— BEGIN PROVIDED MATERIAL —

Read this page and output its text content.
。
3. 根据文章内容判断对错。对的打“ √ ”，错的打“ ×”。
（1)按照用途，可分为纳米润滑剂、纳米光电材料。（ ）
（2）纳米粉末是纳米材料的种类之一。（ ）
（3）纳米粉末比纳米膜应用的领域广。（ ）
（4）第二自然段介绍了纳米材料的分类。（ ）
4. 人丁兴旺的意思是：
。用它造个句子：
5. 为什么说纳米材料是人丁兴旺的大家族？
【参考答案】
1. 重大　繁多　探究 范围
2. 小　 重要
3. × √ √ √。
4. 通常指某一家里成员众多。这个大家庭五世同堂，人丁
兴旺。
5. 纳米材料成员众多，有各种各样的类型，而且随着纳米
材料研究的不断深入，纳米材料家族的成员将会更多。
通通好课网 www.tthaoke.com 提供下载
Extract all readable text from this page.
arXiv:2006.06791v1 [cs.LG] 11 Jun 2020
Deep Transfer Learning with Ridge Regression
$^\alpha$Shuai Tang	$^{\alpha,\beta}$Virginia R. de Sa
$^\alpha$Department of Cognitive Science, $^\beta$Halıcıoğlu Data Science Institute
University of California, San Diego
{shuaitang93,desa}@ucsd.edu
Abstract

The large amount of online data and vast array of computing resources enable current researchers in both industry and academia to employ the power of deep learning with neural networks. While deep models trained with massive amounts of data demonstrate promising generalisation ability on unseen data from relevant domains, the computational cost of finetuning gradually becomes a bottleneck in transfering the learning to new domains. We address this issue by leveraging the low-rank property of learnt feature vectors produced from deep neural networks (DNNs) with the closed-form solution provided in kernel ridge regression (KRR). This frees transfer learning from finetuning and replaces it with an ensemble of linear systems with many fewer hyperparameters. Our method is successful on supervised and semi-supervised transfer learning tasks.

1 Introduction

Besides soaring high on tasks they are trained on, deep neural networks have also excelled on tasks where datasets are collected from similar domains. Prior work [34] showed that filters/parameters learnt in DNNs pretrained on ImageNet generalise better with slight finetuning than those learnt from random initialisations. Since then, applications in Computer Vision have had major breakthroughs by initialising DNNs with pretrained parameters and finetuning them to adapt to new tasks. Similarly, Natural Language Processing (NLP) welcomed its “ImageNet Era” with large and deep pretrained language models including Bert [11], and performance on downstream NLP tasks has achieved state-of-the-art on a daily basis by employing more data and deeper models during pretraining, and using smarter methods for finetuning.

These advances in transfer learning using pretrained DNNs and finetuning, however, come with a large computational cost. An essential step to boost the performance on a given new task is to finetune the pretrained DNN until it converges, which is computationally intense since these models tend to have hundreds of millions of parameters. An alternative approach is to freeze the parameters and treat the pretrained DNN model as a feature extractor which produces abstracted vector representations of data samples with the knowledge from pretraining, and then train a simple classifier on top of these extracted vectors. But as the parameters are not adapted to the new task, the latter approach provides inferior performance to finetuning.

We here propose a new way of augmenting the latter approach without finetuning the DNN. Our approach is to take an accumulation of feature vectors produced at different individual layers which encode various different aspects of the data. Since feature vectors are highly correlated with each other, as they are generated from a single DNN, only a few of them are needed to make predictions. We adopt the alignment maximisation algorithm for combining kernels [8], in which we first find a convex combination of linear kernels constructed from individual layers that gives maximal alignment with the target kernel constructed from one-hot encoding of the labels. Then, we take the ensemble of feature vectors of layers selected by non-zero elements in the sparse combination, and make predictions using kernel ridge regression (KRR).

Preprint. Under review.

— END PROVIDED MATERIAL —

YOUR OBJECTIVE -> Your answer should be a single number: the count of lines containing the word "beta".

SOLVED EXERCISE -> 2